____ Provided records

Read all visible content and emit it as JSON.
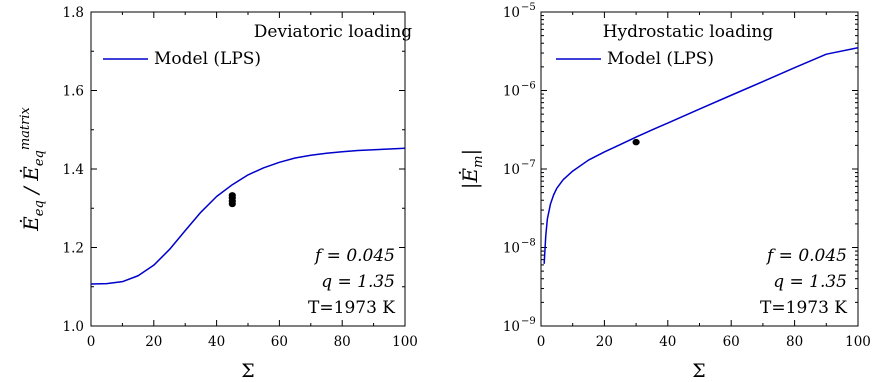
{
  "chart_data": [
    {
      "type": "line",
      "legend_title": "Deviatoric loading",
      "legend_placement": "top-right",
      "xlabel": "Σ",
      "ylabel": "Ė_eq / Ė_eq^matrix",
      "xlim": [
        0,
        100
      ],
      "ylim": [
        1.0,
        1.8
      ],
      "yscale": "linear",
      "grid": false,
      "x_ticks": [
        "0",
        "20",
        "40",
        "60",
        "80",
        "100"
      ],
      "y_ticks": [
        "1.0",
        "1.2",
        "1.4",
        "1.6",
        "1.8"
      ],
      "series": [
        {
          "name": "Model (LPS)",
          "color": "#0000cc",
          "x": [
            0,
            5,
            10,
            15,
            20,
            25,
            30,
            35,
            40,
            45,
            50,
            55,
            60,
            65,
            70,
            75,
            80,
            85,
            90,
            95,
            100
          ],
          "y": [
            1.107,
            1.108,
            1.113,
            1.128,
            1.155,
            1.195,
            1.243,
            1.29,
            1.33,
            1.36,
            1.385,
            1.403,
            1.417,
            1.428,
            1.435,
            1.44,
            1.444,
            1.447,
            1.449,
            1.451,
            1.453
          ]
        },
        {
          "name": "points",
          "type": "scatter",
          "color": "#000000",
          "x": [
            45,
            45,
            45,
            45
          ],
          "y": [
            1.333,
            1.326,
            1.318,
            1.311
          ]
        }
      ],
      "annotations": [
        "f = 0.045",
        "q = 1.35",
        "T=1973 K"
      ]
    },
    {
      "type": "line",
      "legend_title": "Hydrostatic loading",
      "legend_placement": "top-right",
      "xlabel": "Σ",
      "ylabel": "|Ė_m|",
      "xlim": [
        0,
        100
      ],
      "ylim": [
        1e-09,
        1e-05
      ],
      "yscale": "log",
      "grid": false,
      "x_ticks": [
        "0",
        "20",
        "40",
        "60",
        "80",
        "100"
      ],
      "y_ticks": [
        "10",
        "10",
        "10",
        "10",
        "10"
      ],
      "y_tick_exponents": [
        "−9",
        "−8",
        "−7",
        "−6",
        "−5"
      ],
      "series": [
        {
          "name": "Model (LPS)",
          "color": "#0000cc",
          "x": [
            1,
            1.5,
            2,
            3,
            4,
            5,
            7,
            10,
            15,
            20,
            25,
            30,
            35,
            40,
            50,
            60,
            70,
            80,
            90,
            100
          ],
          "y": [
            6.2e-09,
            1.4e-08,
            2.3e-08,
            3.6e-08,
            4.7e-08,
            5.7e-08,
            7.3e-08,
            9.4e-08,
            1.3e-07,
            1.65e-07,
            2.05e-07,
            2.55e-07,
            3.15e-07,
            3.85e-07,
            5.8e-07,
            8.7e-07,
            1.3e-06,
            1.95e-06,
            2.9e-06,
            3.5e-06
          ]
        },
        {
          "name": "points",
          "type": "scatter",
          "color": "#000000",
          "x": [
            30
          ],
          "y": [
            2.2e-07
          ]
        }
      ],
      "annotations": [
        "f = 0.045",
        "q = 1.35",
        "T=1973 K"
      ]
    }
  ]
}
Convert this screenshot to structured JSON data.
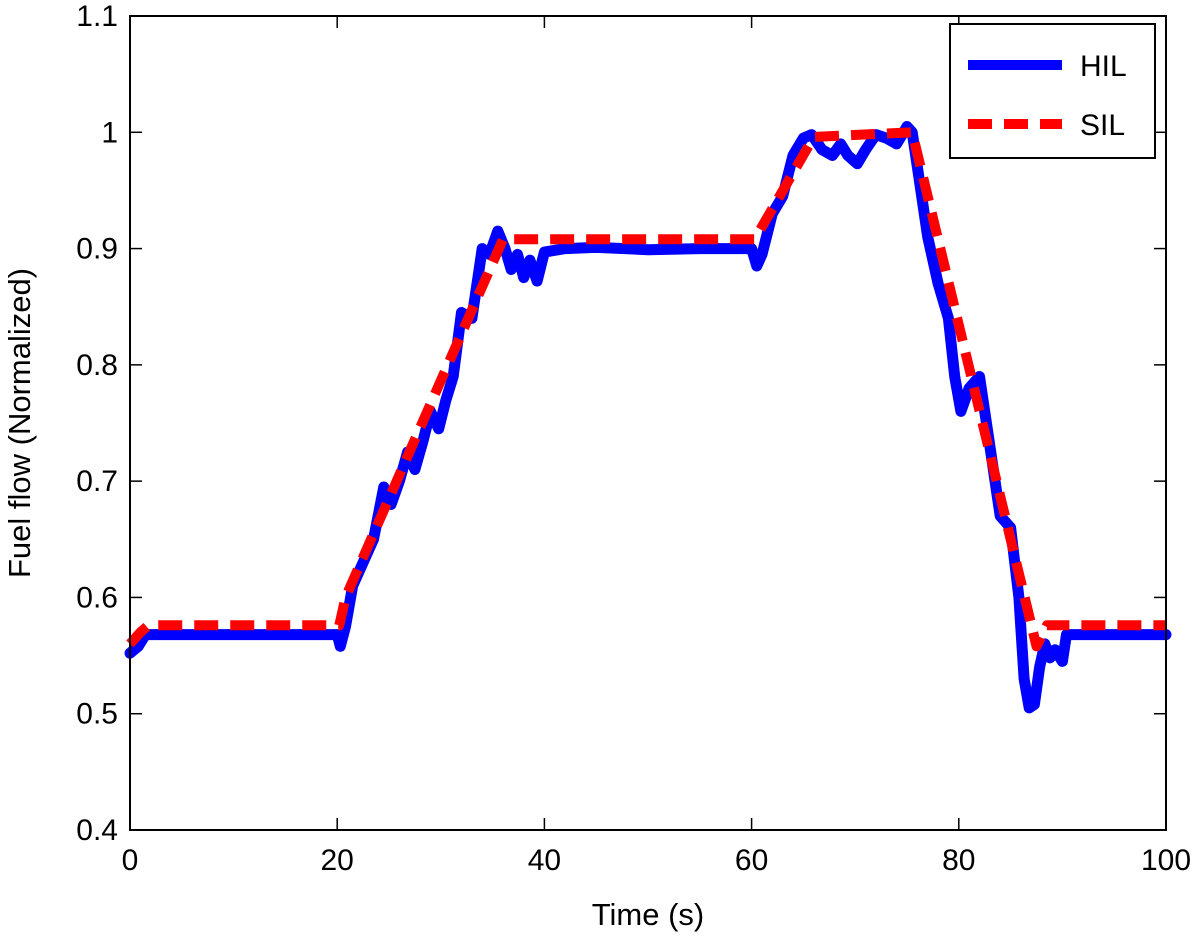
{
  "chart_data": {
    "type": "line",
    "title": "",
    "xlabel": "Time (s)",
    "ylabel": "Fuel flow (Normalized)",
    "xlim": [
      0,
      100
    ],
    "ylim": [
      0.4,
      1.1
    ],
    "xticks": [
      0,
      20,
      40,
      60,
      80,
      100
    ],
    "yticks": [
      0.4,
      0.5,
      0.6,
      0.7,
      0.8,
      0.9,
      1.0,
      1.1
    ],
    "xtick_labels": [
      "0",
      "20",
      "40",
      "60",
      "80",
      "100"
    ],
    "ytick_labels": [
      "0.4",
      "0.5",
      "0.6",
      "0.7",
      "0.8",
      "0.9",
      "1",
      "1.1"
    ],
    "grid": false,
    "legend_position": "top-right",
    "series": [
      {
        "name": "HIL",
        "color": "#0000ff",
        "style": "solid",
        "points": [
          [
            0,
            0.552
          ],
          [
            0.8,
            0.558
          ],
          [
            1.5,
            0.568
          ],
          [
            20,
            0.568
          ],
          [
            20.3,
            0.558
          ],
          [
            20.8,
            0.575
          ],
          [
            21.5,
            0.61
          ],
          [
            22.5,
            0.63
          ],
          [
            23.5,
            0.65
          ],
          [
            24.5,
            0.695
          ],
          [
            25.2,
            0.68
          ],
          [
            26,
            0.7
          ],
          [
            26.8,
            0.725
          ],
          [
            27.5,
            0.71
          ],
          [
            28.3,
            0.735
          ],
          [
            29,
            0.76
          ],
          [
            29.8,
            0.745
          ],
          [
            30.5,
            0.77
          ],
          [
            31.2,
            0.79
          ],
          [
            32,
            0.845
          ],
          [
            33,
            0.84
          ],
          [
            34,
            0.9
          ],
          [
            34.7,
            0.895
          ],
          [
            35.5,
            0.915
          ],
          [
            36.2,
            0.9
          ],
          [
            36.8,
            0.882
          ],
          [
            37.4,
            0.895
          ],
          [
            38,
            0.875
          ],
          [
            38.6,
            0.89
          ],
          [
            39.3,
            0.872
          ],
          [
            40,
            0.897
          ],
          [
            42,
            0.9
          ],
          [
            45,
            0.901
          ],
          [
            50,
            0.899
          ],
          [
            55,
            0.9
          ],
          [
            60,
            0.9
          ],
          [
            60.5,
            0.885
          ],
          [
            61,
            0.895
          ],
          [
            62,
            0.93
          ],
          [
            63,
            0.945
          ],
          [
            64,
            0.98
          ],
          [
            65,
            0.995
          ],
          [
            65.8,
            0.998
          ],
          [
            66.8,
            0.985
          ],
          [
            67.8,
            0.98
          ],
          [
            68.6,
            0.99
          ],
          [
            69.3,
            0.98
          ],
          [
            70.2,
            0.973
          ],
          [
            71,
            0.985
          ],
          [
            72,
            0.998
          ],
          [
            73,
            0.995
          ],
          [
            74,
            0.99
          ],
          [
            75,
            1.005
          ],
          [
            75.5,
            1.0
          ],
          [
            76,
            0.97
          ],
          [
            77,
            0.91
          ],
          [
            78,
            0.87
          ],
          [
            79,
            0.84
          ],
          [
            79.6,
            0.79
          ],
          [
            80.2,
            0.76
          ],
          [
            81,
            0.78
          ],
          [
            82,
            0.79
          ],
          [
            83,
            0.73
          ],
          [
            84,
            0.67
          ],
          [
            85,
            0.66
          ],
          [
            85.8,
            0.6
          ],
          [
            86.3,
            0.53
          ],
          [
            86.8,
            0.505
          ],
          [
            87.3,
            0.508
          ],
          [
            87.8,
            0.54
          ],
          [
            88.3,
            0.56
          ],
          [
            88.8,
            0.548
          ],
          [
            89.3,
            0.555
          ],
          [
            90,
            0.545
          ],
          [
            90.4,
            0.568
          ],
          [
            100,
            0.568
          ]
        ]
      },
      {
        "name": "SIL",
        "color": "#ff0000",
        "style": "dashed",
        "points": [
          [
            0,
            0.56
          ],
          [
            1,
            0.57
          ],
          [
            1.8,
            0.576
          ],
          [
            20.2,
            0.576
          ],
          [
            20.8,
            0.6
          ],
          [
            36,
            0.908
          ],
          [
            60.3,
            0.908
          ],
          [
            66,
            0.996
          ],
          [
            75.5,
            1.0
          ],
          [
            87.5,
            0.558
          ],
          [
            88.5,
            0.576
          ],
          [
            100,
            0.576
          ]
        ]
      }
    ]
  }
}
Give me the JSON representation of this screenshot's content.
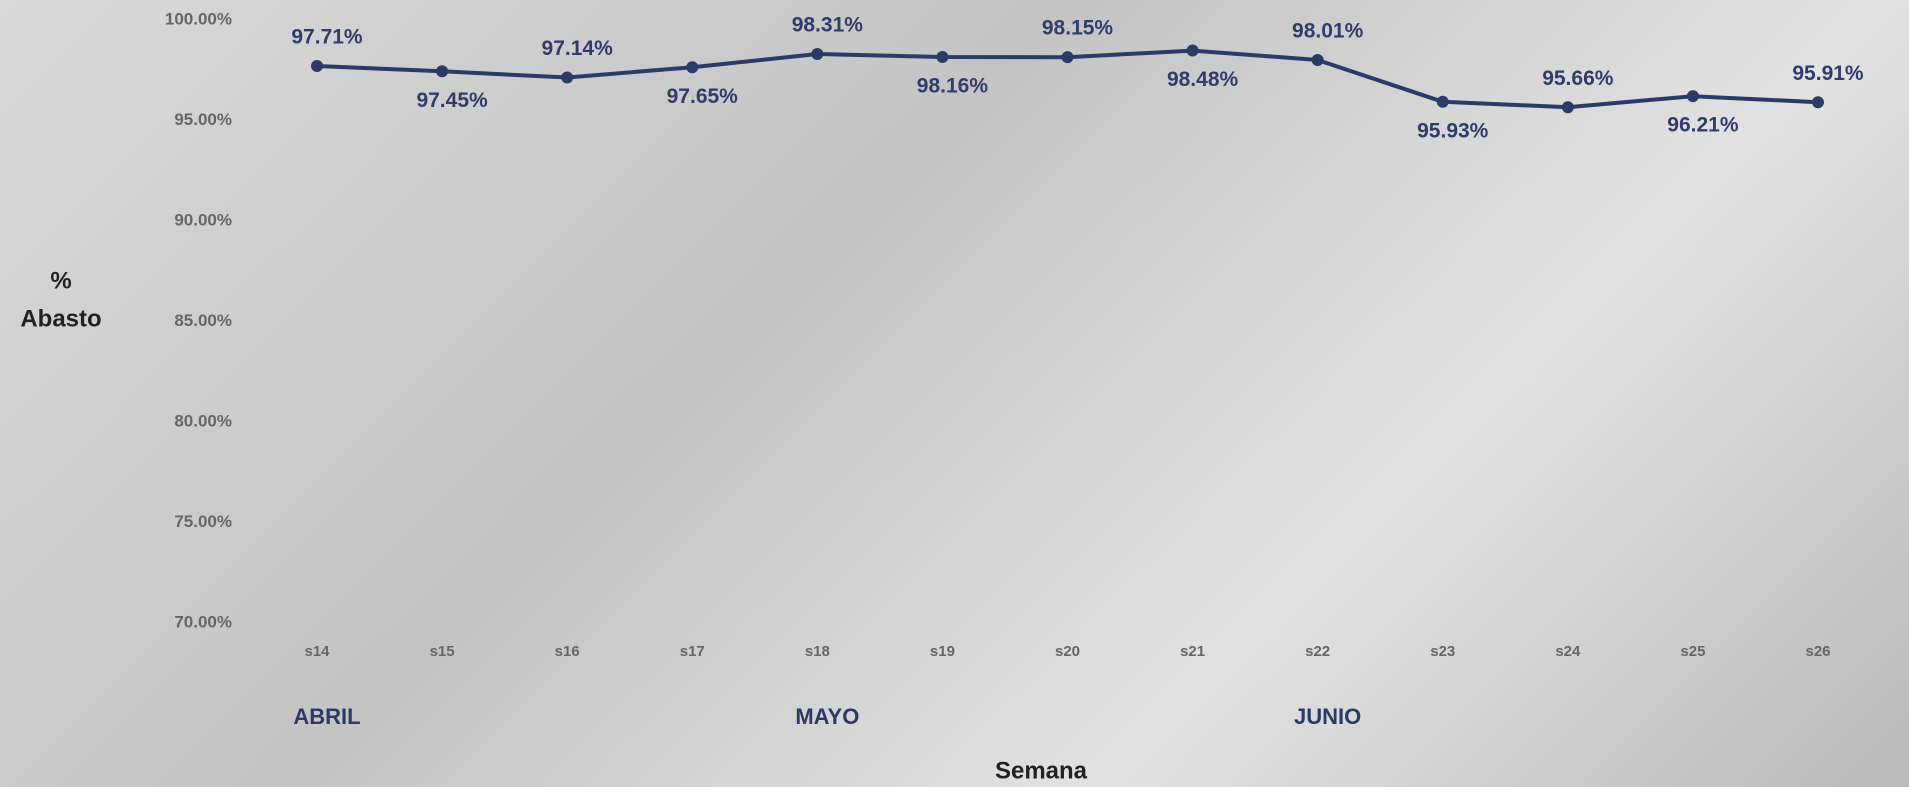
{
  "chart_data": {
    "type": "line",
    "x_label": "Semana",
    "y_label": [
      "%",
      "Abasto"
    ],
    "categories": [
      "s14",
      "s15",
      "s16",
      "s17",
      "s18",
      "s19",
      "s20",
      "s21",
      "s22",
      "s23",
      "s24",
      "s25",
      "s26"
    ],
    "series": [
      {
        "color": "#2b3a67",
        "values": [
          97.71,
          97.45,
          97.14,
          97.65,
          98.31,
          98.16,
          98.15,
          98.48,
          98.01,
          95.93,
          95.66,
          96.21,
          95.91
        ],
        "value_labels": [
          "97.71%",
          "97.45%",
          "97.14%",
          "97.65%",
          "98.31%",
          "98.16%",
          "98.15%",
          "98.48%",
          "98.01%",
          "95.93%",
          "95.66%",
          "96.21%",
          "95.91%"
        ]
      }
    ],
    "ylim": [
      70,
      100
    ],
    "yticks": [
      {
        "value": 70,
        "label": "70.00%"
      },
      {
        "value": 75,
        "label": "75.00%"
      },
      {
        "value": 80,
        "label": "80.00%"
      },
      {
        "value": 85,
        "label": "85.00%"
      },
      {
        "value": 90,
        "label": "90.00%"
      },
      {
        "value": 95,
        "label": "95.00%"
      },
      {
        "value": 100,
        "label": "100.00%"
      }
    ],
    "month_labels": [
      "ABRIL",
      "MAYO",
      "JUNIO"
    ],
    "grid": false
  }
}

________

▶ [Your task] In the records above, find each line with the word "loading" and copy it.

▶ [Final result]
      "legend_title": "Deviatoric loading",
      "legend_title": "Hydrostatic loading",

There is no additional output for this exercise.